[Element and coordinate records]
----------------
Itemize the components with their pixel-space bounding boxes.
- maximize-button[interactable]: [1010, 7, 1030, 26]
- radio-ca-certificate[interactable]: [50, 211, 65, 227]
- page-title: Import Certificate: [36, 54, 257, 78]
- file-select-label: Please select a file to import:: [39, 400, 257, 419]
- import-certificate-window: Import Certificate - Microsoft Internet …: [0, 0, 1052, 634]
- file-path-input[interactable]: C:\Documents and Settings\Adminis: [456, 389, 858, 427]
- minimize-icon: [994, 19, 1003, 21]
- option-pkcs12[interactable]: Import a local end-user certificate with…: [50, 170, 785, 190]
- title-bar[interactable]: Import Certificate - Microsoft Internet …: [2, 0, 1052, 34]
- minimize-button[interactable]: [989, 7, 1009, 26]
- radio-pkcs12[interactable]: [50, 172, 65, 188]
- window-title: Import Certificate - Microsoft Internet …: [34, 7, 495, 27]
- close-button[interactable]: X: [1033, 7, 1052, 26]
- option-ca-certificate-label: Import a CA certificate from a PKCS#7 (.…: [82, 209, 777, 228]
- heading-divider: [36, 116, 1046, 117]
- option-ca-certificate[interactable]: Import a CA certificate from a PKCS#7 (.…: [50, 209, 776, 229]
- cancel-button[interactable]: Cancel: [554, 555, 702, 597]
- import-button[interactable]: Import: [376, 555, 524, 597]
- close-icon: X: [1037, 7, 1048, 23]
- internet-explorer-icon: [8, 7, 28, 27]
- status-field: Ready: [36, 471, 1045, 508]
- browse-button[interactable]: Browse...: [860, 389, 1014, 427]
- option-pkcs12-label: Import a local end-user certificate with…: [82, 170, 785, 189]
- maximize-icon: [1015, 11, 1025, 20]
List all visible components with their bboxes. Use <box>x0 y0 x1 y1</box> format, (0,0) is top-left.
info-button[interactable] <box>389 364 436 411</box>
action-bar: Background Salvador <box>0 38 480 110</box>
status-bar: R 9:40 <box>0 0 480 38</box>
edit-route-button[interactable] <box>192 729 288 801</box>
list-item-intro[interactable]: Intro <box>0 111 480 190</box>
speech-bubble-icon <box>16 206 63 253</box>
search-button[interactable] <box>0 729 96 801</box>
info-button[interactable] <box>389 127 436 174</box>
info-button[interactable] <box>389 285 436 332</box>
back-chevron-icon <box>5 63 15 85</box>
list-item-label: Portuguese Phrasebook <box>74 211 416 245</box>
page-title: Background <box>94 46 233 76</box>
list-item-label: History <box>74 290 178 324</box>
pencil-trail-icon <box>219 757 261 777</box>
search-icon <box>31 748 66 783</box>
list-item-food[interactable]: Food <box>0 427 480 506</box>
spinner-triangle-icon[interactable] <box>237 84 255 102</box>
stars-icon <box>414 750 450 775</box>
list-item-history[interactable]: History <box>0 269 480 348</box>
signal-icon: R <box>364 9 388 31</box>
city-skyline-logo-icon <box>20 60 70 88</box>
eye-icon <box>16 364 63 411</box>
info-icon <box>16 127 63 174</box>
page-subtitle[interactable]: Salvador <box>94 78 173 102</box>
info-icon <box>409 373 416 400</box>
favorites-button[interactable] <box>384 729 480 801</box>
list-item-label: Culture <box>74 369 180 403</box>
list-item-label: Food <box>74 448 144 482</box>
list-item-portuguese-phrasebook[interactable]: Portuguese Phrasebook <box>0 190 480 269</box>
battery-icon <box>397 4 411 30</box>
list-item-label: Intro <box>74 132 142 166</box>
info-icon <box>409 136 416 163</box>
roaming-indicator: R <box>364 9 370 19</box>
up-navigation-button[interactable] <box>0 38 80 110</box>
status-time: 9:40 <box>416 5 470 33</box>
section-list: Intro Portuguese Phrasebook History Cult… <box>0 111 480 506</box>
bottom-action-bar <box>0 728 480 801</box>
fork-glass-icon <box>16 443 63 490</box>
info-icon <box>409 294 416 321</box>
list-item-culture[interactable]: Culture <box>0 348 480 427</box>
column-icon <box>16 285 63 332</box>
----------------
Stated exercise » Can you find every line in the items above that contains the string "History" and copy each of those lines in full?

The reply »
list-item-label: History <box>74 290 178 324</box>
list-item-history[interactable]: History <box>0 269 480 348</box>
section-list: Intro Portuguese Phrasebook History Cult… <box>0 111 480 506</box>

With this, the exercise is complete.